Reproduisez intégralement, mot pour mot, l'extrait consacré au film « C'est arrivé près de chez vous ».

Passage extrait —
┌──
Après 95 minutes de meurtres, de cynisme, de Belgique, de bière, de viol et d’humour, le générique défile enfin à l’écran dans la petite salle cannoise. Les lumières se rallument. La petite salle se vide très vite. Les spectateurs qui en ressortent ce jour-là sont très divisés.

Mais très vite, le film accède au rang de phénomène de Cannes 1992. Les trois jeunes belges enchaînent les interviews, les rencontres avec les acheteurs, les réalisateurs, les acteurs. Ils sont propulsés sans prévenir dans le grand monde du cinéma. "C’est arrivé près de chez vous" obtient trois récompenses et fait la une des JT en Belgique.

À Cannes, le film trouve un distributeur. Il sort en Belgique au Mois d’aôut. Et là aussi c’est un véritable phénomène. Tout le monde en parle. Pour les Belges francophones, le choc est encore plus grand. Les lieux de tournage, les accents, la réalisation proche de l’émission Strip-Tease, l’identification au meurtrier fonctionnent à plein régime.

"C’est arrivé près de chez vous" marque une rupture, une révolution pour le cinéma belge. Un petit film créé hors de tous les réseaux classiques touche son public et marque une génération.

Postérité de "C’est arrivé"

Pour Hugues Dayez, journaliste cinéma RTBF, le film a fait des petits: "Un cinéma comme celui de Gustave Kerven et de Benoit Delépine avec leur cinéma alternatif ont essayé de développer une espèce d’irrévérence. Le film a laissé des traces. Mais il faut bien se rendre compte que c’est un heureux accident, c’est un film non reproductible. La seule chose qui a émergé du film c’est une nature, c’est Benoit Poelvoorde.
└──
[Annotations de boîtes englobantes]
┌──
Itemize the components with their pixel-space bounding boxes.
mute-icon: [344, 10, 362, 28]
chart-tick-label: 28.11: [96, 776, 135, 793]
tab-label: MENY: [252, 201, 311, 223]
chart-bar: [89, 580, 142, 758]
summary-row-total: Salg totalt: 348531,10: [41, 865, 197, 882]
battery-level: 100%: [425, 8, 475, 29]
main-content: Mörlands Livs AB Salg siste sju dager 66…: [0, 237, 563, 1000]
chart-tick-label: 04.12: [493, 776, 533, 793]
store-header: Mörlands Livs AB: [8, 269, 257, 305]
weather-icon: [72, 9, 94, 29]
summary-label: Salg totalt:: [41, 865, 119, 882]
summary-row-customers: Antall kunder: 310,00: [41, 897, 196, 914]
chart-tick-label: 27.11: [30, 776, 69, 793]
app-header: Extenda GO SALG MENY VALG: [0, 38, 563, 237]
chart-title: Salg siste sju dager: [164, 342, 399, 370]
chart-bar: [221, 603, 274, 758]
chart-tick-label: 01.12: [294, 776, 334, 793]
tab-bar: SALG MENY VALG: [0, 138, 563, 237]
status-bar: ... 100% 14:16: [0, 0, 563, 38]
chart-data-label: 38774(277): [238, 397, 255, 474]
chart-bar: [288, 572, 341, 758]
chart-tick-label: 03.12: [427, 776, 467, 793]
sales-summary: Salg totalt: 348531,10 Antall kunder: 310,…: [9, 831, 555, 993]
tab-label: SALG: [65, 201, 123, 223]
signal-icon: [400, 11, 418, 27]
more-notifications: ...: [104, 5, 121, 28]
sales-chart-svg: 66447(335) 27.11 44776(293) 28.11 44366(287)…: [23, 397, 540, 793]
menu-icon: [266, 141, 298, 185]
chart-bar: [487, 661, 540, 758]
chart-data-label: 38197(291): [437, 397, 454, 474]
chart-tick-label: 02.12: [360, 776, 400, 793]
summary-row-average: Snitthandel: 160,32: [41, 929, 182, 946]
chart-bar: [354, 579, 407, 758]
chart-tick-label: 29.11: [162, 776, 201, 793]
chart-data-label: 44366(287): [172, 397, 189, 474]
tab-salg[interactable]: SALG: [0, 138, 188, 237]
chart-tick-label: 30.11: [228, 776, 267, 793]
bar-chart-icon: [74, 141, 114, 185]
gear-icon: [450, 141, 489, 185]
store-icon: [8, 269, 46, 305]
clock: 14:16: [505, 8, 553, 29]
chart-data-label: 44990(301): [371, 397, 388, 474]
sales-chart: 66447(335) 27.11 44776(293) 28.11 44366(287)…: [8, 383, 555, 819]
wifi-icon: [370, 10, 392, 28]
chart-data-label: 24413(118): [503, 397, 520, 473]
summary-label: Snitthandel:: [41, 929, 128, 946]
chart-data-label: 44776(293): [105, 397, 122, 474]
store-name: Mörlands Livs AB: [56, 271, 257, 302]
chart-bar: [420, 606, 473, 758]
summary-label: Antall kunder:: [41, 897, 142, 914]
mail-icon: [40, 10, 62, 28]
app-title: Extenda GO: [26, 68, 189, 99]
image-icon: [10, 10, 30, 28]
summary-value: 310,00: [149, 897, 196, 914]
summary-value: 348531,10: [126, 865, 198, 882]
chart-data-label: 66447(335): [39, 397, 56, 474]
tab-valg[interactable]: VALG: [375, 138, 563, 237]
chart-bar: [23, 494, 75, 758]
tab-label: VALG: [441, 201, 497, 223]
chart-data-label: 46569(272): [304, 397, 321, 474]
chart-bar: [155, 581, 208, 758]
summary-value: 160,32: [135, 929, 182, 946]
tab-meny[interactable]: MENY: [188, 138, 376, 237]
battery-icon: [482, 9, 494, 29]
└──
Résultat final —
Après 95 minutes de meurtres, de cynisme, de Belgique, de bière, de viol et d’humour, le générique défile enfin à l’écran dans la petite salle cannoise. Les lumières se rallument. La petite salle se vide très vite. Les spectateurs qui en ressortent ce jour-là sont très divisés.

Mais très vite, le film accède au rang de phénomène de Cannes 1992. Les trois jeunes belges enchaînent les interviews, les rencontres avec les acheteurs, les réalisateurs, les acteurs. Ils sont propulsés sans prévenir dans le grand monde du cinéma. "C’est arrivé près de chez vous" obtient trois récompenses et fait la une des JT en Belgique.

À Cannes, le film trouve un distributeur. Il sort en Belgique au Mois d’aôut. Et là aussi c’est un véritable phénomène. Tout le monde en parle. Pour les Belges francophones, le choc est encore plus grand. Les lieux de tournage, les accents, la réalisation proche de l’émission Strip-Tease, l’identification au meurtrier fonctionnent à plein régime.

"C’est arrivé près de chez vous" marque une rupture, une révolution pour le cinéma belge. Un petit film créé hors de tous les réseaux classiques touche son public et marque une génération.

Postérité de "C’est arrivé"

Pour Hugues Dayez, journaliste cinéma RTBF, le film a fait des petits: "Un cinéma comme celui de Gustave Kerven et de Benoit Delépine avec leur cinéma alternatif ont essayé de développer une espèce d’irrévérence. Le film a laissé des traces. Mais il faut bien se rendre compte que c’est un heureux accident, c’est un film non reproductible. La seule chose qui a émergé du film c’est une nature, c’est Benoit Poelvoorde.